▶ [Your objective] Gather from the material every line that contains the string "this".

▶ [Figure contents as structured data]
-- -- --

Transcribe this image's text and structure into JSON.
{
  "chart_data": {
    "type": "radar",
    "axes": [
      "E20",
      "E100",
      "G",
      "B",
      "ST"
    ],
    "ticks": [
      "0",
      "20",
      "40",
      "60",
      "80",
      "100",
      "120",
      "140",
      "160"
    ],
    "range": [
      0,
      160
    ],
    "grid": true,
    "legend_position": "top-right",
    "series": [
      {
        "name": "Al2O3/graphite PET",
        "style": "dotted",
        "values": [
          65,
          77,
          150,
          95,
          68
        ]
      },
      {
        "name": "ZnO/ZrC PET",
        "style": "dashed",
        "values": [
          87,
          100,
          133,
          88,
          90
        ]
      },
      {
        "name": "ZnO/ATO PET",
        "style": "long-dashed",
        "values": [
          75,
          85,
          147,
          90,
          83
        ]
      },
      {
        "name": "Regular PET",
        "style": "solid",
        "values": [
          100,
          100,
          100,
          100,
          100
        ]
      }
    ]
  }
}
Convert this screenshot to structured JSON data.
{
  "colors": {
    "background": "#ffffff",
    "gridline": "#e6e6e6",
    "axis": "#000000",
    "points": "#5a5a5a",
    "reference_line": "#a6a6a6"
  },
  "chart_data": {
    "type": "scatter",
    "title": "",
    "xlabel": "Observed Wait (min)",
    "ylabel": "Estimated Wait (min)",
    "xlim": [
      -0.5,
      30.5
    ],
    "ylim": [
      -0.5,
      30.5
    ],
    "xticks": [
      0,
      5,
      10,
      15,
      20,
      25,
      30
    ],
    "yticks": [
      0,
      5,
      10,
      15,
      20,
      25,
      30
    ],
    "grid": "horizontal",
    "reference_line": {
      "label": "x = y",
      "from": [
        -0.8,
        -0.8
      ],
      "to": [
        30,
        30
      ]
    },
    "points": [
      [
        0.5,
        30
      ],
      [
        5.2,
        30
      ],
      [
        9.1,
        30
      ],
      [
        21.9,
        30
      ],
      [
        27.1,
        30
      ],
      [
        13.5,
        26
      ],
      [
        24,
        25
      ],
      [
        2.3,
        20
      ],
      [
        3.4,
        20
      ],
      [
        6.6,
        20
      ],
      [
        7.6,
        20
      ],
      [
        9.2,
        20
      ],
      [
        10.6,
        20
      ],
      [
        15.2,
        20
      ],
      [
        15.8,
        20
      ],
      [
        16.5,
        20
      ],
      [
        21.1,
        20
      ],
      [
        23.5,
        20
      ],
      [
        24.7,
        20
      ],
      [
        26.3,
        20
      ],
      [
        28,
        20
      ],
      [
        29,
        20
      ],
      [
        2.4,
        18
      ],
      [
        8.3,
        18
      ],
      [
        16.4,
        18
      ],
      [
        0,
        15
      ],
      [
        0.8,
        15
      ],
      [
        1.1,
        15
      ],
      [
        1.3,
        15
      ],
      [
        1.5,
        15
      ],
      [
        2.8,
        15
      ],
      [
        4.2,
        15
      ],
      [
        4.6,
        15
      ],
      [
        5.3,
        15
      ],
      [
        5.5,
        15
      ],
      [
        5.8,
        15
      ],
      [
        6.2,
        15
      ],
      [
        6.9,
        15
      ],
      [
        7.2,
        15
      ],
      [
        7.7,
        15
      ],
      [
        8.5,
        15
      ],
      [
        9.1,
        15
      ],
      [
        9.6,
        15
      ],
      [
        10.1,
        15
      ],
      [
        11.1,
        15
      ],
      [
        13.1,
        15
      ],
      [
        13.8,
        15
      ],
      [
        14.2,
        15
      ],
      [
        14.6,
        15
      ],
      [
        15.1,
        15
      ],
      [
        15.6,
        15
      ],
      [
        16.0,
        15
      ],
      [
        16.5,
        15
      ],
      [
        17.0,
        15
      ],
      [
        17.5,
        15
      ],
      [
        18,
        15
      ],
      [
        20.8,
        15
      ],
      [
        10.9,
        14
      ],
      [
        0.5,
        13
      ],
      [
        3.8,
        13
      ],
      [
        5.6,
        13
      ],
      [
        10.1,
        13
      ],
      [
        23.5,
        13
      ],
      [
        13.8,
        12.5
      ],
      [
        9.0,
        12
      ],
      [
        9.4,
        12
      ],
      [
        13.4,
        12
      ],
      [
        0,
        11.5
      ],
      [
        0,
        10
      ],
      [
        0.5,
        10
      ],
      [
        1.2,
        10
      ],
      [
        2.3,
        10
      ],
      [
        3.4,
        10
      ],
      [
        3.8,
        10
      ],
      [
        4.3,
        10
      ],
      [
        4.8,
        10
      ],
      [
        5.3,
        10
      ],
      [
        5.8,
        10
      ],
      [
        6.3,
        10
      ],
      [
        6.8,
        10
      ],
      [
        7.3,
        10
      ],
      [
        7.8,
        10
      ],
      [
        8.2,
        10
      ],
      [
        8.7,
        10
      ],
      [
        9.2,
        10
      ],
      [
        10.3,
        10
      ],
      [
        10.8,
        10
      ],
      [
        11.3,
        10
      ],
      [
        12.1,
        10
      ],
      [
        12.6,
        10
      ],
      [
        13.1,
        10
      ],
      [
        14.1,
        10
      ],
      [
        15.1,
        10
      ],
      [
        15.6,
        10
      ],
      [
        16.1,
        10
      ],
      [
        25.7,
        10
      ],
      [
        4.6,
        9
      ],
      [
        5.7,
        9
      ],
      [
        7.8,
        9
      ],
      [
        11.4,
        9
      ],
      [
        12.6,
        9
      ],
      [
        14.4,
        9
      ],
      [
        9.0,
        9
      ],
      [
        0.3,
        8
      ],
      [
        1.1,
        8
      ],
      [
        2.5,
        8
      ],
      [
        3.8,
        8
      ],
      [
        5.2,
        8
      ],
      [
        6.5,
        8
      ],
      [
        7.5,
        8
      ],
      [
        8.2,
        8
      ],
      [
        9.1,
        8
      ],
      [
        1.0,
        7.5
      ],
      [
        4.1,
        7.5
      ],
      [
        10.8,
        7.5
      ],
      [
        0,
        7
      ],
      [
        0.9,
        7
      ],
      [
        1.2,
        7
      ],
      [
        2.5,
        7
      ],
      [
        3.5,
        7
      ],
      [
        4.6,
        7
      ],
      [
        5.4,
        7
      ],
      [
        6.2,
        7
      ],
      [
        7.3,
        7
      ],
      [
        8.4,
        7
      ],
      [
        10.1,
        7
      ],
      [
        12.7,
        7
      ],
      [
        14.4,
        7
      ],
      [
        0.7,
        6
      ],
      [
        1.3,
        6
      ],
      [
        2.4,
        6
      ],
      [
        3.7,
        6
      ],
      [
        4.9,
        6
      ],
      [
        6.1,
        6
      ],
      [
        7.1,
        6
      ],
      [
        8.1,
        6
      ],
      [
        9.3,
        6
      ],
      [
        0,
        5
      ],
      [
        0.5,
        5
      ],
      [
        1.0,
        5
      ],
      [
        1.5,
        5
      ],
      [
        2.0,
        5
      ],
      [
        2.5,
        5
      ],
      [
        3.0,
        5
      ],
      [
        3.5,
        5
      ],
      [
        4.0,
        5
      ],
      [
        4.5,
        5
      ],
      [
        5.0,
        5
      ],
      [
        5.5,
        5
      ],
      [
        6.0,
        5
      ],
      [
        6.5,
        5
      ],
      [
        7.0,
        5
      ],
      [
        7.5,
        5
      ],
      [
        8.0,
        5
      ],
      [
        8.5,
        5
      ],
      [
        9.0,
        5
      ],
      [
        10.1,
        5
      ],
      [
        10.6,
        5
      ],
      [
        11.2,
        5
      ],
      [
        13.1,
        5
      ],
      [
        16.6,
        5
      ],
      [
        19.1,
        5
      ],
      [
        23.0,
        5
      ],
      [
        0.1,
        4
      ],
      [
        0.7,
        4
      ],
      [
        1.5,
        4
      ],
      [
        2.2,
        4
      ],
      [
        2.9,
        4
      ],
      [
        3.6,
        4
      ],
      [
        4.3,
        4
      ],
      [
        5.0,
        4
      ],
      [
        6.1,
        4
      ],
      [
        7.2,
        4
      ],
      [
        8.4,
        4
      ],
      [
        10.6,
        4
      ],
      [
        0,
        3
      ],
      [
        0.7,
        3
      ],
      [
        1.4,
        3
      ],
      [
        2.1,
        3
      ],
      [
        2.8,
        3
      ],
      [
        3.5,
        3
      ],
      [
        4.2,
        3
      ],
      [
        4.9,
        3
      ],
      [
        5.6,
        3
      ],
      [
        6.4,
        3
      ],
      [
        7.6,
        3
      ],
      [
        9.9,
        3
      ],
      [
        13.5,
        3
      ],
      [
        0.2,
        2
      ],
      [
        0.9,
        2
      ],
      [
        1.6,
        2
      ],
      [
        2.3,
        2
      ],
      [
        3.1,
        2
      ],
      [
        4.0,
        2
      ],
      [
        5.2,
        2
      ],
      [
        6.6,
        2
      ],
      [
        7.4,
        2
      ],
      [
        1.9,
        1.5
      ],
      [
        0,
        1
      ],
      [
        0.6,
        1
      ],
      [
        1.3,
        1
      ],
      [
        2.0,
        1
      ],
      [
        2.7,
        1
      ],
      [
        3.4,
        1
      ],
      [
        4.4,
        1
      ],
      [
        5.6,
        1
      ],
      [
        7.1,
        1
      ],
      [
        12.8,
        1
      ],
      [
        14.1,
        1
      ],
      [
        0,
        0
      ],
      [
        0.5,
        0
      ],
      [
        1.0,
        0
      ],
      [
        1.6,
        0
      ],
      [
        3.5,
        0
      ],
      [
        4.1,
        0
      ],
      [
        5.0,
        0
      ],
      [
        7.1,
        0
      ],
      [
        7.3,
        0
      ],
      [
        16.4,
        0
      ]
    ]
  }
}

-- -- --

▶ [Response to the exercise]
Transcribe this image's text and structure into JSON.
Convert this screenshot to structured JSON data.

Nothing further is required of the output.